── Information provided

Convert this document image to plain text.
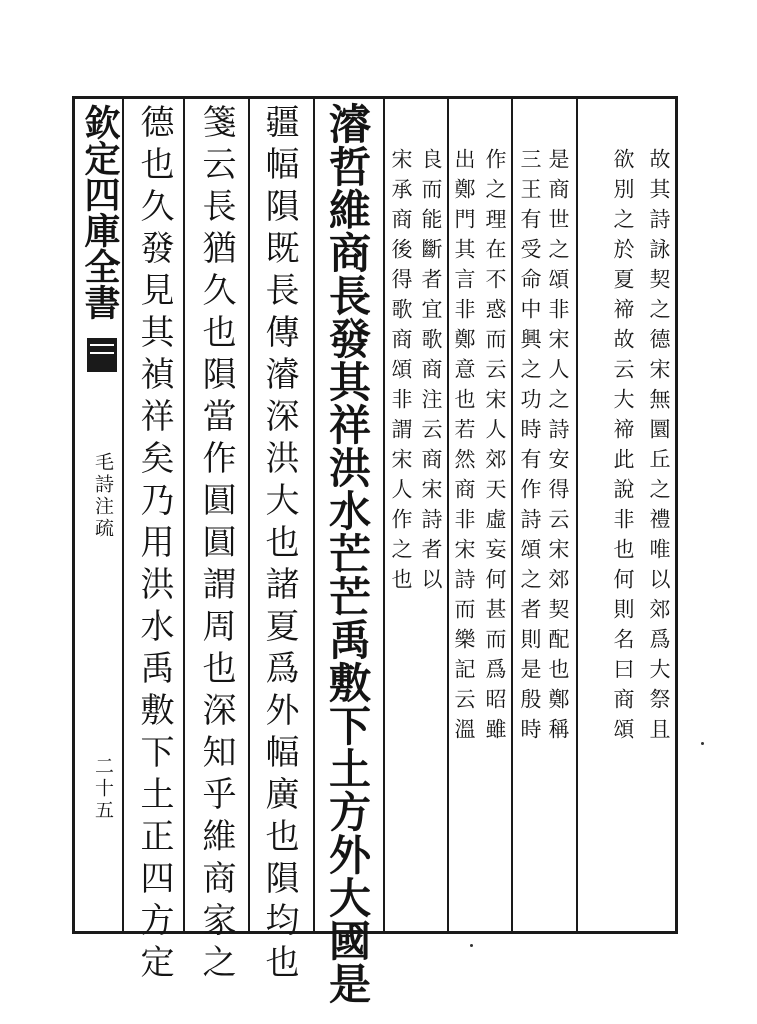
欽定四庫全書
毛詩注疏
二十五
故其詩詠契之德宋無圜丘之禮唯以郊爲大祭且
欲別之於夏禘故云大禘此說非也何則名曰商頌
是商世之頌非宋人之詩安得云宋郊契配也鄭稱
三王有受命中興之功時有作詩頌之者則是殷時
作之理在不惑而云宋人郊天虛妄何甚而爲昭雖
出鄭門其言非鄭意也若然商非宋詩而樂記云溫
良而能斷者宜歌商注云商宋詩者以
宋承商後得歌商頌非謂宋人作之也
濬哲維商長發其祥洪水芒芒禹敷下土方外大國是
疆幅隕既長傳濬深洪大也諸夏爲外幅廣也隕均也
箋云長猶久也隕當作圓圓謂周也深知乎維商家之
德也久發見其禎祥矣乃用洪水禹敷下土正四方定
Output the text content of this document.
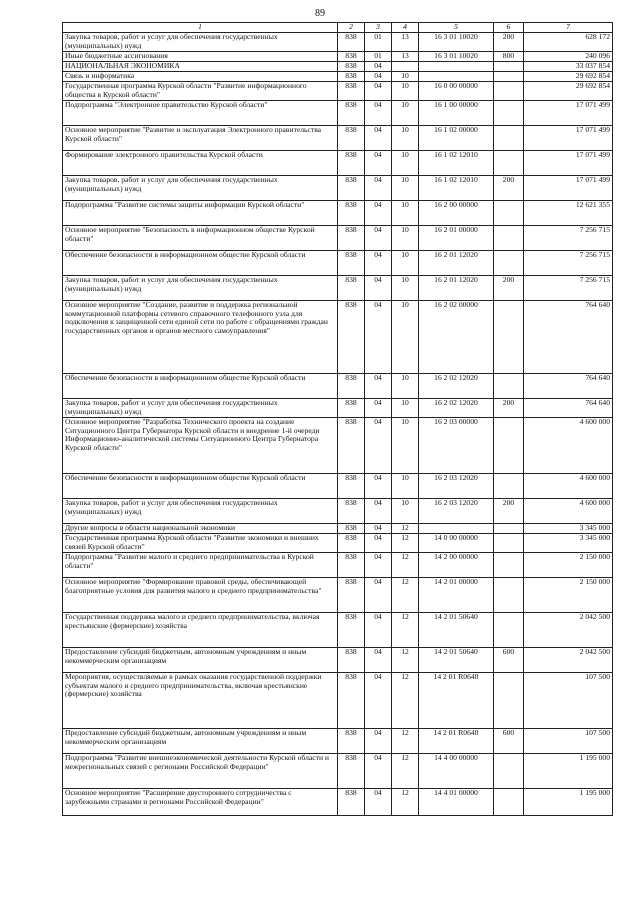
89
1	2	3	4	5	6	7
Закупка товаров, работ и услуг для обеспечения государственных (муниципальных) нужд	838	01	13	16 3 01 10020	200	628 172
Иные бюджетные ассигнования	838	01	13	16 3 01 10020	800	240 096
НАЦИОНАЛЬНАЯ ЭКОНОМИКА	838	04				33 037 854
Связь и информатика	838	04	10			29 692 854
Государственная программа Курской области "Развитие информационного общества в Курской области"	838	04	10	16 0 00 00000		29 692 854
Подпрограмма "Электронное правительство Курской области"	838	04	10	16 1 00 00000		17 071 499
Основное мероприятие "Развитие и эксплуатация Электронного правительства Курской области"	838	04	10	16 1 02 00000		17 071 499
Формирование электронного правительства Курской области	838	04	10	16 1 02 12010		17 071 499
Закупка товаров, работ и услуг для обеспечения государственных (муниципальных) нужд	838	04	10	16 1 02 12010	200	17 071 499
Подпрограмма "Развитие системы защиты информации Курской области"	838	04	10	16 2 00 00000		12 621 355
Основное мероприятие "Безопасность в информационном обществе Курской области"	838	04	10	16 2 01 00000		7 256 715
Обеспечение безопасности в информационном обществе Курской области	838	04	10	16 2 01 12020		7 256 715
Закупка товаров, работ и услуг для обеспечения государственных (муниципальных) нужд	838	04	10	16 2 01 12020	200	7 256 715
Основное мероприятие "Создание, развитие и поддержка региональной коммутационной платформы сетевого справочного телефонного узла для подключения к защищенной сети единой сети по работе с обращениями граждан государственных органов и органов местного самоуправления"	838	04	10	16 2 02 00000		764 640
Обеспечение безопасности в информационном обществе Курской области	838	04	10	16 2 02 12020		764 640
Закупка товаров, работ и услуг для обеспечения государственных (муниципальных) нужд	838	04	10	16 2 02 12020	200	764 640
Основное мероприятие "Разработка Технического проекта на создание Ситуационного Центра Губернатора Курской области и внедрение 1-й очереди Информационно-аналитической системы Ситуационного Центра Губернатора Курской области"	838	04	10	16 2 03 00000		4 600 000
Обеспечение безопасности в информационном обществе Курской области	838	04	10	16 2 03 12020		4 600 000
Закупка товаров, работ и услуг для обеспечения государственных (муниципальных) нужд	838	04	10	16 2 03 12020	200	4 600 000
Другие вопросы в области национальной экономики	838	04	12			3 345 000
Государственная программа Курской области "Развитие экономики и внешних связей Курской области"	838	04	12	14 0 00 00000		3 345 000
Подпрограмма "Развитие малого и среднего предпринимательства в Курской области"	838	04	12	14 2 00 00000		2 150 000
Основное мероприятие "Формирование правовой среды, обеспечивающей благоприятные условия для развития малого и среднего предпринимательства"	838	04	12	14 2 01 00000		2 150 000
Государственная поддержка малого и среднего предпринимательства, включая крестьянские (фермерские) хозяйства	838	04	12	14 2 01 50640		2 042 500
Предоставление субсидий бюджетным, автономным учреждениям и иным некоммерческим организациям	838	04	12	14 2 01 50640	600	2 042 500
Мероприятия, осуществляемые в рамках оказания государственной поддержки субъектам малого и среднего предпринимательства, включая крестьянские (фермерские) хозяйства	838	04	12	14 2 01 R0640		107 500
Предоставление субсидий бюджетным, автономным учреждениям и иным некоммерческим организациям	838	04	12	14 2 01 R0640	600	107 500
Подпрограмма "Развитие внешнеэкономической деятельности Курской области и межрегиональных связей с регионами Российской Федерации"	838	04	12	14 4 00 00000		1 195 000
Основное мероприятие "Расширение двустороннего сотрудничества с зарубежными странами и регионами Российской Федерации"	838	04	12	14 4 01 00000		1 195 000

────

- _What needs to be done_:
Pictures don't belong in the copy. Restate all the entries exactly.

- _Written answer_:
Convert this document image to plain text.
欽定四庫全書
毛詩注疏
二十五
故其詩詠契之德宋無圜丘之禮唯以郊爲大祭且
欲別之於夏禘故云大禘此說非也何則名曰商頌
是商世之頌非宋人之詩安得云宋郊契配也鄭稱
三王有受命中興之功時有作詩頌之者則是殷時
作之理在不惑而云宋人郊天虛妄何甚而爲昭雖
出鄭門其言非鄭意也若然商非宋詩而樂記云溫
良而能斷者宜歌商注云商宋詩者以
宋承商後得歌商頌非謂宋人作之也
濬哲維商長發其祥洪水芒芒禹敷下土方外大國是
疆幅隕既長傳濬深洪大也諸夏爲外幅廣也隕均也
箋云長猶久也隕當作圓圓謂周也深知乎維商家之
德也久發見其禎祥矣乃用洪水禹敷下土正四方定
Output the text content of this document.
89
1	2	3	4	5	6	7
Закупка товаров, работ и услуг для обеспечения государственных (муниципальных) нужд	838	01	13	16 3 01 10020	200	628 172
Иные бюджетные ассигнования	838	01	13	16 3 01 10020	800	240 096
НАЦИОНАЛЬНАЯ ЭКОНОМИКА	838	04				33 037 854
Связь и информатика	838	04	10			29 692 854
Государственная программа Курской области "Развитие информационного общества в Курской области"	838	04	10	16 0 00 00000		29 692 854
Подпрограмма "Электронное правительство Курской области"	838	04	10	16 1 00 00000		17 071 499
Основное мероприятие "Развитие и эксплуатация Электронного правительства Курской области"	838	04	10	16 1 02 00000		17 071 499
Формирование электронного правительства Курской области	838	04	10	16 1 02 12010		17 071 499
Закупка товаров, работ и услуг для обеспечения государственных (муниципальных) нужд	838	04	10	16 1 02 12010	200	17 071 499
Подпрограмма "Развитие системы защиты информации Курской области"	838	04	10	16 2 00 00000		12 621 355
Основное мероприятие "Безопасность в информационном обществе Курской области"	838	04	10	16 2 01 00000		7 256 715
Обеспечение безопасности в информационном обществе Курской области	838	04	10	16 2 01 12020		7 256 715
Закупка товаров, работ и услуг для обеспечения государственных (муниципальных) нужд	838	04	10	16 2 01 12020	200	7 256 715
Основное мероприятие "Создание, развитие и поддержка региональной коммутационной платформы сетевого справочного телефонного узла для подключения к защищенной сети единой сети по работе с обращениями граждан государственных органов и органов местного самоуправления"	838	04	10	16 2 02 00000		764 640
Обеспечение безопасности в информационном обществе Курской области	838	04	10	16 2 02 12020		764 640
Закупка товаров, работ и услуг для обеспечения государственных (муниципальных) нужд	838	04	10	16 2 02 12020	200	764 640
Основное мероприятие "Разработка Технического проекта на создание Ситуационного Центра Губернатора Курской области и внедрение 1-й очереди Информационно-аналитической системы Ситуационного Центра Губернатора Курской области"	838	04	10	16 2 03 00000		4 600 000
Обеспечение безопасности в информационном обществе Курской области	838	04	10	16 2 03 12020		4 600 000
Закупка товаров, работ и услуг для обеспечения государственных (муниципальных) нужд	838	04	10	16 2 03 12020	200	4 600 000
Другие вопросы в области национальной экономики	838	04	12			3 345 000
Государственная программа Курской области "Развитие экономики и внешних связей Курской области"	838	04	12	14 0 00 00000		3 345 000
Подпрограмма "Развитие малого и среднего предпринимательства в Курской области"	838	04	12	14 2 00 00000		2 150 000
Основное мероприятие "Формирование правовой среды, обеспечивающей благоприятные условия для развития малого и среднего предпринимательства"	838	04	12	14 2 01 00000		2 150 000
Государственная поддержка малого и среднего предпринимательства, включая крестьянские (фермерские) хозяйства	838	04	12	14 2 01 50640		2 042 500
Предоставление субсидий бюджетным, автономным учреждениям и иным некоммерческим организациям	838	04	12	14 2 01 50640	600	2 042 500
Мероприятия, осуществляемые в рамках оказания государственной поддержки субъектам малого и среднего предпринимательства, включая крестьянские (фермерские) хозяйства	838	04	12	14 2 01 R0640		107 500
Предоставление субсидий бюджетным, автономным учреждениям и иным некоммерческим организациям	838	04	12	14 2 01 R0640	600	107 500
Подпрограмма "Развитие внешнеэкономической деятельности Курской области и межрегиональных связей с регионами Российской Федерации"	838	04	12	14 4 00 00000		1 195 000
Основное мероприятие "Расширение двустороннего сотрудничества с зарубежными странами и регионами Российской Федерации"	838	04	12	14 4 01 00000		1 195 000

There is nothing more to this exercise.